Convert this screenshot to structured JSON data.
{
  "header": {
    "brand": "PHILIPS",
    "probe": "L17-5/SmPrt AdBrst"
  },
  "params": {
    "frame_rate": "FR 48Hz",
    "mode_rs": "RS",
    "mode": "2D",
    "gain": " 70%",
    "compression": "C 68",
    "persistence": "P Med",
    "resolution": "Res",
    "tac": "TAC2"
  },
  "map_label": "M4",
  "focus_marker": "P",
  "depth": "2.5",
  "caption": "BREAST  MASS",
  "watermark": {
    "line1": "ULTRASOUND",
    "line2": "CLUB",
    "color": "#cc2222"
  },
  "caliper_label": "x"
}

_ _ _ _ _

The records above need to be transcribed in full. Keep every character unchanged.

**The output**
Convert this screenshot to structured JSON data.
{
  "header": {
    "brand": "PHILIPS",
    "probe": "L17-5/SmPrt AdBrst"
  },
  "params": {
    "frame_rate": "FR 48Hz",
    "mode_rs": "RS",
    "mode": "2D",
    "gain": " 70%",
    "compression": "C 68",
    "persistence": "P Med",
    "resolution": "Res",
    "tac": "TAC2"
  },
  "map_label": "M4",
  "focus_marker": "P",
  "depth": "2.5",
  "caption": "BREAST  MASS",
  "watermark": {
    "line1": "ULTRASOUND",
    "line2": "CLUB",
    "color": "#cc2222"
  },
  "caliper_label": "x"
}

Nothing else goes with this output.